La parution, retardée par des menées subreptices d’agents triples sud-américains dépêchés en Molvanie (partie Bulgare) où l’ouvrage fut imprimé dans le plus grand secret, a d’ores et déjà suscité une effrénée polémique et des esclandres diplomatiques. En effet, Roubaix, si ce n’est la France,  l’Union européenne, exige désormais de la Patagonie la restitution de la carriole de porteur de journaux de Don Estrambotico de Santamaria (alias Émile Buissiaux), qui avait prédit l’éruption du volcan Sakurajima (Japon), le 13 janvier 1914. Cet illustre érudit Roubaisien, congru ès calendrier maya et féru des maléfices du Trichon et de la Makellerie, avait décelé dans l’émergence du mouvement Dada les prémisses d’une véritable apocalypse. Ses fidèles, « pour le grand jour (…) se destinaient à un suicide collectif en famille (…) voulaient se retirer en un lieu saint (…) se jeter à corps perdu dans la débauche, tandis que d’aucuns avaient choisi de faire les trois, sans pratiquement rien changer [Ndlr. d’apparent…] à leurs habitudes ! ». Affaire(s) à suivre, donc.

 

Cet élégant livre-album, qui ravira les collectionneurs, comporte 48 pages dans l’écrin de sa couverture cartonnée et le colophon mentionne qu’il a été composé en Fuel (Radiateur Fonts) pour les titrages et en Bodoni pour le texte courant (voire cavaleur). La conception graphique est de Jean-Jacques Tachdjian. Une succincte (moins de 30 titres cités) bibliographie ne recense que les rares ouvrages trop méconnus du grand public (La Blavatskaïa, ou l’illuminée lumière, Lefondu, Rael, Rosswell Publishing, Utah, 1989, y côtoie Roubaix au temps des Croisades, attribué à Prurit, prieur de l’abbaye de Châlons, circa 1511, ou encore Le Tricot facile, Bérulle, Jeanine, J’apprends en m’amusant éd., Wazemmes, 1952). Ce choix rigoureux n’est pas critiquable mais nous déplorerons l’absence d’un index et des cotes des illustrations provenant de la Médiathèque de Roubaix. La rotogravure colorisée de la page 27 (la piscine à marée basse) est attribuée à Sophie Deballe, de PhotoSapiens, mais non datée. Nonobstant ces remarques de détail, qu’on pardonnera même si la conservatrice du fonds gréco-romain de l’Alexandrine n’a pas considérés véniels ces manquements aux règles de la proto-paléographie, c’est un satisfecit global et chaleureusement positif sans notables réserves qui a, de la part de la communauté scientifique, salué cette somme tant abyssale que culminante. Le profane y trouvera aussi son compte : nulle cuistrerie ne vient entacher un style alerte, voire enjoué (on aura l’indulgence de le confier aux grands adolescents mais en épargner toutefois la lecture aux enfants).

Liste des données
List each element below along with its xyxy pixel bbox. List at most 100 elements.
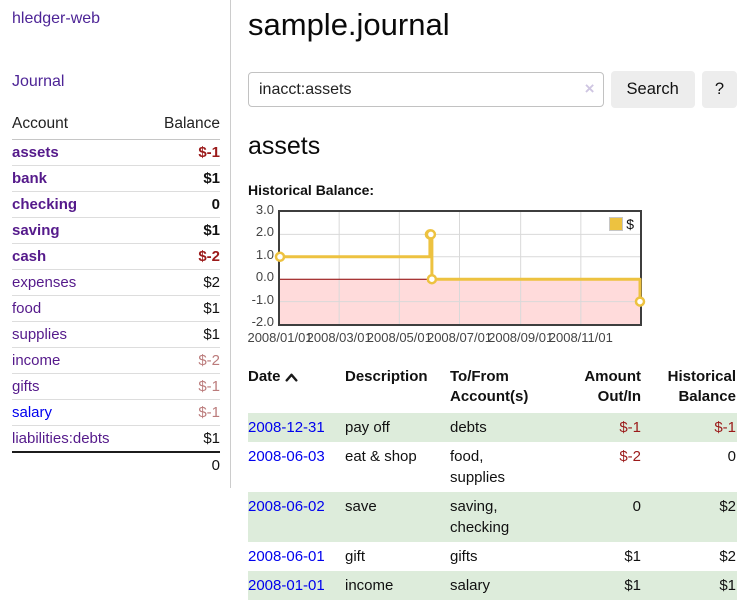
transaction-description: eat & shop xyxy=(345,447,417,465)
account-row: gifts $-1 xyxy=(12,373,220,400)
register-table: Date Description To/From Account(s) Amou… xyxy=(248,365,737,600)
account-link-expenses[interactable]: expenses xyxy=(12,274,77,291)
y-tick-label: -1.0 xyxy=(251,291,274,307)
y-tick-label: -2.0 xyxy=(251,314,274,329)
transaction-balance: 0 xyxy=(727,447,736,465)
search-input-wrap: × xyxy=(248,72,604,107)
account-link-supplies[interactable]: supplies xyxy=(12,326,68,343)
account-balance: $1 xyxy=(144,321,220,348)
y-tick-label: 3.0 xyxy=(255,202,274,217)
accounts-total-value: 0 xyxy=(144,451,220,478)
transaction-row: 2008-12-31 pay off debts $-1 $-1 xyxy=(248,412,737,442)
transaction-description: income xyxy=(345,570,450,600)
chart-label: Historical Balance: xyxy=(248,182,375,198)
x-tick-label: 2008/03/01 xyxy=(306,330,372,345)
account-link-salary[interactable]: salary xyxy=(12,404,53,421)
transaction-description: gift xyxy=(345,547,366,565)
transaction-accounts: saving, checking xyxy=(450,491,550,542)
brand-link[interactable]: hledger-web xyxy=(12,10,101,27)
account-balance: $-1 xyxy=(144,399,220,426)
transaction-row: 2008-06-01 gift gifts $1 $2 xyxy=(248,542,737,571)
legend-swatch-icon xyxy=(609,217,624,231)
account-balance: $1 xyxy=(144,295,220,322)
accounts-total-row: 0 xyxy=(12,451,220,478)
transaction-accounts: salary xyxy=(450,570,550,600)
account-link-checking[interactable]: checking xyxy=(12,196,78,213)
transaction-amount: $1 xyxy=(550,570,642,600)
account-row: assets $-1 xyxy=(12,139,220,166)
chart-legend: $ xyxy=(609,216,634,232)
transaction-row: 2008-06-02 save saving, checking 0 $2 xyxy=(248,491,737,542)
account-row: income $-2 xyxy=(12,347,220,374)
x-tick-label: 2008/01/01 xyxy=(247,330,313,345)
sidebar-item-journal[interactable]: Journal xyxy=(12,73,65,90)
account-row: food $1 xyxy=(12,295,220,322)
account-link-saving[interactable]: saving xyxy=(12,222,60,239)
search-form: × Search ? xyxy=(248,71,737,108)
account-link-food[interactable]: food xyxy=(12,300,42,317)
account-link-gifts[interactable]: gifts xyxy=(12,378,40,395)
account-link-assets[interactable]: assets xyxy=(12,144,59,161)
transaction-accounts: food, supplies xyxy=(450,447,506,486)
transaction-row: 2008-01-01 income salary $1 $1 xyxy=(248,570,737,600)
account-balance: $-2 xyxy=(144,347,220,374)
transaction-date-link[interactable]: 2008-12-31 xyxy=(248,418,325,436)
transaction-date-link[interactable]: 2008-06-01 xyxy=(248,547,325,565)
transaction-accounts: debts xyxy=(450,412,550,442)
account-link-liabilities-debts[interactable]: liabilities:debts xyxy=(12,430,110,447)
register-header-accounts: To/From Account(s) xyxy=(450,368,529,406)
account-link-income[interactable]: income xyxy=(12,352,61,369)
transaction-balance: $2 xyxy=(642,491,737,542)
transaction-accounts: gifts xyxy=(450,547,478,565)
help-button[interactable]: ? xyxy=(701,71,737,108)
x-tick-label: 2008/11/01 xyxy=(548,330,613,345)
account-balance: $1 xyxy=(144,165,220,192)
legend-series-label: $ xyxy=(626,216,634,232)
register-header-description: Description xyxy=(345,368,428,385)
transaction-description: pay off xyxy=(345,412,450,442)
account-balance: $2 xyxy=(144,269,220,296)
main-content: sample.journal × Search ? assets Histori… xyxy=(247,0,737,600)
account-row: salary $-1 xyxy=(12,399,220,426)
transaction-amount: $-1 xyxy=(550,412,642,442)
account-balance: $-1 xyxy=(144,139,220,166)
accounts-header-balance: Balance xyxy=(144,112,220,140)
account-row: cash $-2 xyxy=(12,243,220,270)
account-row: liabilities:debts $1 xyxy=(12,425,220,453)
y-tick-label: 2.0 xyxy=(255,224,274,240)
clear-search-icon[interactable]: × xyxy=(584,79,595,98)
transaction-date-link[interactable]: 2008-01-01 xyxy=(248,576,325,594)
accounts-rows: assets $-1 bank $1 checking 0 saving $1 cash $-2 e… xyxy=(12,139,220,453)
sort-ascending-icon xyxy=(285,373,298,382)
register-header-amount: Amount Out/In xyxy=(584,368,641,406)
transaction-amount: $-2 xyxy=(619,447,641,465)
register-rows: 2008-12-31 pay off debts $-1 $-1 2008-06-03 ea… xyxy=(248,412,737,600)
x-tick-label: 2008/09/01 xyxy=(488,330,554,345)
account-link-bank[interactable]: bank xyxy=(12,170,48,187)
search-button[interactable]: Search xyxy=(610,71,695,108)
account-balance: $1 xyxy=(144,425,220,453)
y-tick-label: 1.0 xyxy=(255,246,274,262)
account-link-cash[interactable]: cash xyxy=(12,248,47,265)
transaction-date-link[interactable]: 2008-06-02 xyxy=(248,497,325,515)
transaction-balance: $2 xyxy=(719,547,736,565)
search-input[interactable] xyxy=(248,72,604,107)
transaction-amount: 0 xyxy=(550,491,642,542)
account-row: expenses $2 xyxy=(12,269,220,296)
accounts-header-account: Account xyxy=(12,112,145,140)
transaction-balance: $-1 xyxy=(642,412,737,442)
x-tick-label: 2008/05/01 xyxy=(366,330,432,345)
chart-canvas xyxy=(274,212,646,324)
page-title: sample.journal xyxy=(248,7,450,42)
account-title: assets xyxy=(248,132,321,160)
account-row: bank $1 xyxy=(12,165,220,192)
register-header-date[interactable]: Date xyxy=(248,365,345,413)
account-row: checking 0 xyxy=(12,191,220,218)
accounts-table: Account Balance assets $-1 bank $1 checking 0… xyxy=(12,112,220,478)
transaction-date-link[interactable]: 2008-06-03 xyxy=(248,447,325,465)
account-balance: $-1 xyxy=(144,373,220,400)
account-balance: 0 xyxy=(144,191,220,218)
account-balance: $1 xyxy=(144,217,220,244)
x-tick-label: 2008/07/01 xyxy=(426,330,493,345)
y-tick-label: 0.0 xyxy=(255,269,274,285)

VOTRE OBJECTIF
Reprenez, s'il vous plaît, le compte rendu du livre-album à la suite de sa dernière phrase. Ces entrées n'ont aucun lien avec le compte rendu du livre-album.

RÉPONSE
 

Espérons enfin qu’un site dédié, au moins similaire en intérêt à celui consacré aux Nouvelles Légendes improbables du Nord-Pas-de-Calais, viendra bientôt prolonger cette passionnante lecture.

 En un rot nauséabond (de linceul de Lorraine plutôt que de bière d’Alsace) boursouflant son encre d’Internet,  un commentateur incrédule autant que malséant avait eu l’outrecuidance de mettre en doute l’existence des déjà anciennes Nouvelles Légendes improbables du Nord-Pas-de-Calais. Elles se trouvent pourtant dans toutes les bonnes librairies et la commande en ligne de cet inestimable recueil reste ouverte pour un temps limité (une réédition est envisagée). Quant on n’a pas eu la curiosité minimale de se renseigner avant de commettre une incongruité, on s’en abstiendra.  Il en est de même pour ces nouvelles Nouvelles roubaisiennes. En revanche, à la suite des remarques et communications fort pertinentes recueillies à l’occasion du précédent ouvrage, portant notamment sur des faits avérés ou non de la geste franco-septentrionale (et belgico-méridionale), les auteurs ont recueilli la matière de futures publications. Que les contributrices et commentateurs en soient ici remerciés. Nul doute qu’il en sera de même pour celui-ci. Vous pouvez de même enrichir le livre d’or de l’éditeur. En ces entrefaites précédant une future parution sommitale égalant, voire surpassant la présente, nous ne saurions trop vous inciter à vous procurer un, si ce n’était plusieurs exemplaires, de ce qui constitue déjà l’entame d’une vaste collection…  On ne ratiocinera pas face à cette fabuleuse (et non fabulée) perspective ! D’ailleurs, improbable n’est pas plus arrageois qu’atrebate. Et c’est bath ! Mais, chut, je ne vous aurais rien dit. Mais vous, vous pourrez vous exclamer : si j’avais pas lu (ce qui précède), elle ne serait peut-être point advenue (la suite des Nouvelles Légendes I & II). Mais pour le moment, gardez-le pour vous. Les deux ouvrages are not and will not be at the British Library. Ce qui en fait et fera la rareté et la cherté, me procurant par là-même une chute qui en vaut bien d’autres et qu’il vous est loisible de divulguer, elle, à foison… et à l’envie des jaloux.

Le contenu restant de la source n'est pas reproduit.